:: Текст ::

В девять часов вечера мы приехали в Ла Пас. В Сеньориале нам были откровенно рады. Затаив дыхание, мы попросили свои вещи, но, как и следовало ожидать в столь поздний час, донья уже ушла домой и унесла с собой ключи от каптерки, а вместе с ними и нашу надежду принять горячий душ и переодеться в чистое. Степень нашего огорчения трудно передать. Эх донья, донья! Что же ты с нами делаешь!..

Хуже всего то, что появится она завтра не раньше 10 часов утра, и лишь после этого мы начнем приводить себя и свои вещи в порядок, а следовательно – плакала наша завтрашняя поездка в Тиауанако. Тем более, что у ребят на завтра были запланированы кое-какие дела в городе.

Мы с Танькой сидели в своем холодном номере и обдумывали сложившееся положение. Я заявил, что такая мелочь, как лишний день немытая шея не может быть оправданием для того, чтобы не посетить город великой индейской цивилизации. С моей точки зрения, это - полнейший идиотизм, однако для женщины даже крушение всей современной цивилизации выглядит предпочтительней, чем прогулка с всклокоченными немытыми волосами в окружении прилизанных туристических групп.

:::

- Ваша задача: Продублируйте приведенный выше отрывок о приезде в Ла Пас целиком, слово в слово.

:: Исходные данные ::

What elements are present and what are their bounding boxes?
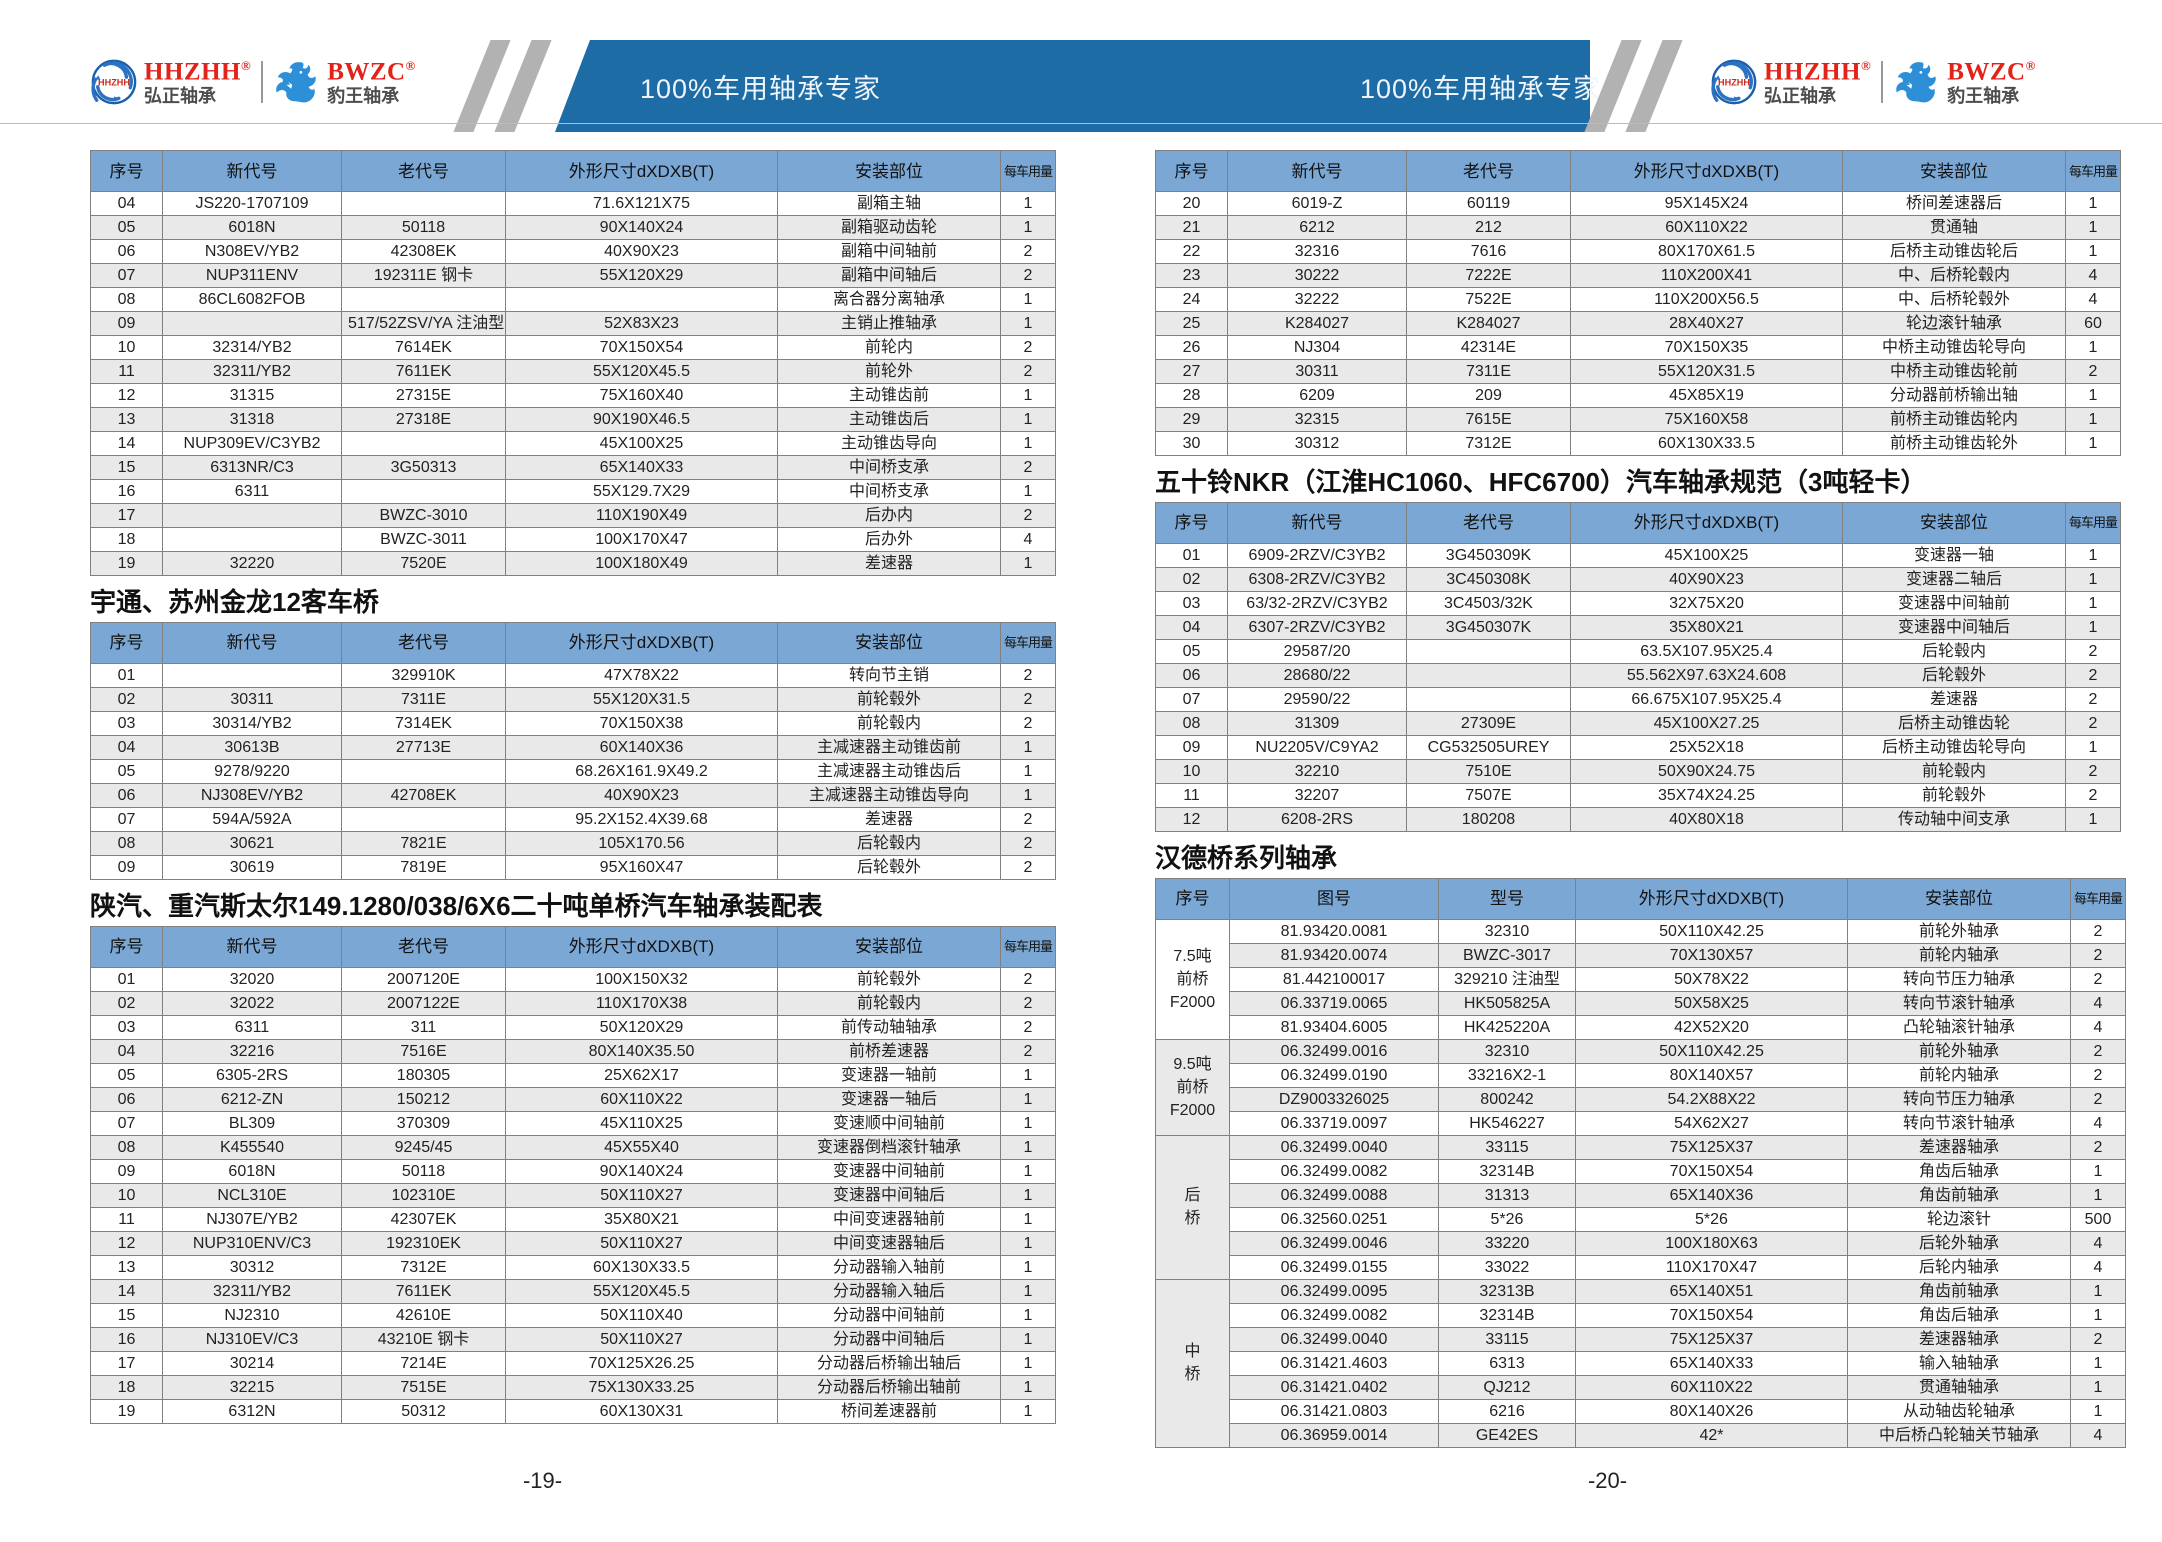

:::

- Выполненное задание:
В девять часов вечера мы приехали в Ла Пас. В Сеньориале нам были откровенно рады. Затаив дыхание, мы попросили свои вещи, но, как и следовало ожидать в столь поздний час, донья уже ушла домой и унесла с собой ключи от каптерки, а вместе с ними и нашу надежду принять горячий душ и переодеться в чистое. Степень нашего огорчения трудно передать. Эх донья, донья! Что же ты с нами делаешь!..

Хуже всего то, что появится она завтра не раньше 10 часов утра, и лишь после этого мы начнем приводить себя и свои вещи в порядок, а следовательно – плакала наша завтрашняя поездка в Тиауанако. Тем более, что у ребят на завтра были запланированы кое-какие дела в городе.

Мы с Танькой сидели в своем холодном номере и обдумывали сложившееся положение. Я заявил, что такая мелочь, как лишний день немытая шея не может быть оправданием для того, чтобы не посетить город великой индейской цивилизации. С моей точки зрения, это - полнейший идиотизм, однако для женщины даже крушение всей современной цивилизации выглядит предпочтительней, чем прогулка с всклокоченными немытыми волосами в окружении прилизанных туристических групп.